| The problem |
Every line holding the string "answer" should be gathered.

| Data provided |

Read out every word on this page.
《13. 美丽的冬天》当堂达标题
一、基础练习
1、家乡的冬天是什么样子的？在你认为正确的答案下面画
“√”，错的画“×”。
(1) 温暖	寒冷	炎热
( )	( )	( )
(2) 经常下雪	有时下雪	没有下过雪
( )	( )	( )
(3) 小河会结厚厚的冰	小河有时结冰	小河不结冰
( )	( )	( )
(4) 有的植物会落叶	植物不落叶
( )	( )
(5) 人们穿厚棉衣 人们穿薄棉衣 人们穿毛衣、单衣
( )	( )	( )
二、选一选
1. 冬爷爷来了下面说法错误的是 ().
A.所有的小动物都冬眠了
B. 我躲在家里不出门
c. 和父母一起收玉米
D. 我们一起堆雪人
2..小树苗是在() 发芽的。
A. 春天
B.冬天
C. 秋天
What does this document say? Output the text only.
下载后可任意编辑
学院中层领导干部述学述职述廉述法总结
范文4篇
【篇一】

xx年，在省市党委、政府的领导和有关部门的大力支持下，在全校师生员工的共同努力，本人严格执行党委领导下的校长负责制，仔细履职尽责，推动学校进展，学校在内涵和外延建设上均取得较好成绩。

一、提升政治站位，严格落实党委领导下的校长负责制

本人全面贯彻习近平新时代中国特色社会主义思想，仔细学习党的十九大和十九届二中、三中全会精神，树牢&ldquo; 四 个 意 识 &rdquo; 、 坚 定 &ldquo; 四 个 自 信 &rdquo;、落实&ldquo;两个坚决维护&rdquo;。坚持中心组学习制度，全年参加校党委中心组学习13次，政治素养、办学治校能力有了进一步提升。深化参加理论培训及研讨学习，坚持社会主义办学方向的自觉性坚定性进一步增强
* * *
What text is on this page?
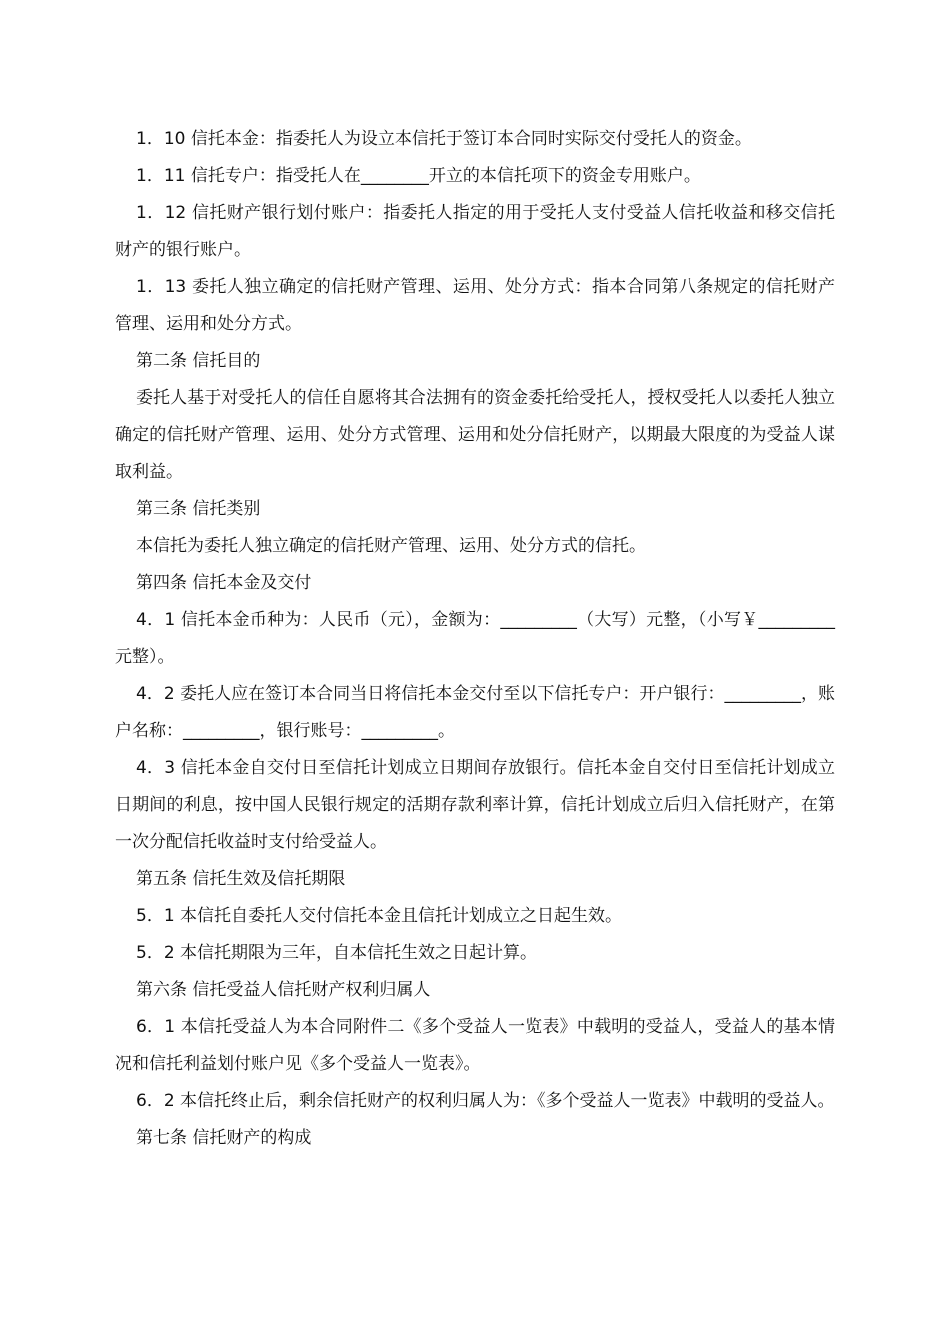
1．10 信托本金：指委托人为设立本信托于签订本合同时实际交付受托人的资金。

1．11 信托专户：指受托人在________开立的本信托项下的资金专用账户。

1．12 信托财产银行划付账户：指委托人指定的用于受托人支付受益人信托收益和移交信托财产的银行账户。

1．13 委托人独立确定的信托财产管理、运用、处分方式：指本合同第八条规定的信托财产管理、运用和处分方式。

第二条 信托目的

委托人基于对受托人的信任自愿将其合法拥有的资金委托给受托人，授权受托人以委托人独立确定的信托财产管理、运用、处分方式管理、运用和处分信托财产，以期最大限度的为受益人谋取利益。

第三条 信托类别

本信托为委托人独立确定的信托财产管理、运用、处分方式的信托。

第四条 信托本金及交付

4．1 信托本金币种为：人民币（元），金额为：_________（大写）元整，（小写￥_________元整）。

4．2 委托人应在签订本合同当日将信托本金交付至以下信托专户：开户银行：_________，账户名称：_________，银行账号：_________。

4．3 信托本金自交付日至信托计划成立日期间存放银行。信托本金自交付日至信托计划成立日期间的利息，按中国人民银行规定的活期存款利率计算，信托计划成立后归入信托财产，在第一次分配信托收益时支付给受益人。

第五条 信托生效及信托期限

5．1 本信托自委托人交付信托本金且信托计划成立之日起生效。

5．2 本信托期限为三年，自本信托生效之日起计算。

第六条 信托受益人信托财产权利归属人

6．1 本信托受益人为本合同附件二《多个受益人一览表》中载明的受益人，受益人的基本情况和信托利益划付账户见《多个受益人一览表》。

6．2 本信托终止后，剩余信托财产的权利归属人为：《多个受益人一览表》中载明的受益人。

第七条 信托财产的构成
--
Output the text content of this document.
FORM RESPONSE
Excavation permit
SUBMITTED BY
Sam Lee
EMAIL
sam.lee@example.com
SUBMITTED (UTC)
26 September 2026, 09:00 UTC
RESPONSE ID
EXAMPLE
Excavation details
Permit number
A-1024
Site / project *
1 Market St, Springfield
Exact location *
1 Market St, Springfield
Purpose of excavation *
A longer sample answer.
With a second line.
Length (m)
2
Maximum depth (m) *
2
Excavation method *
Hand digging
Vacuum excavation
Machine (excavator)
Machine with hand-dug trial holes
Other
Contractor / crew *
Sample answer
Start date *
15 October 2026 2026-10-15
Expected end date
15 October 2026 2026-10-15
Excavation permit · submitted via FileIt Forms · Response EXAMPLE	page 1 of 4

| Full solution |
A longer sample answer.
Sample answer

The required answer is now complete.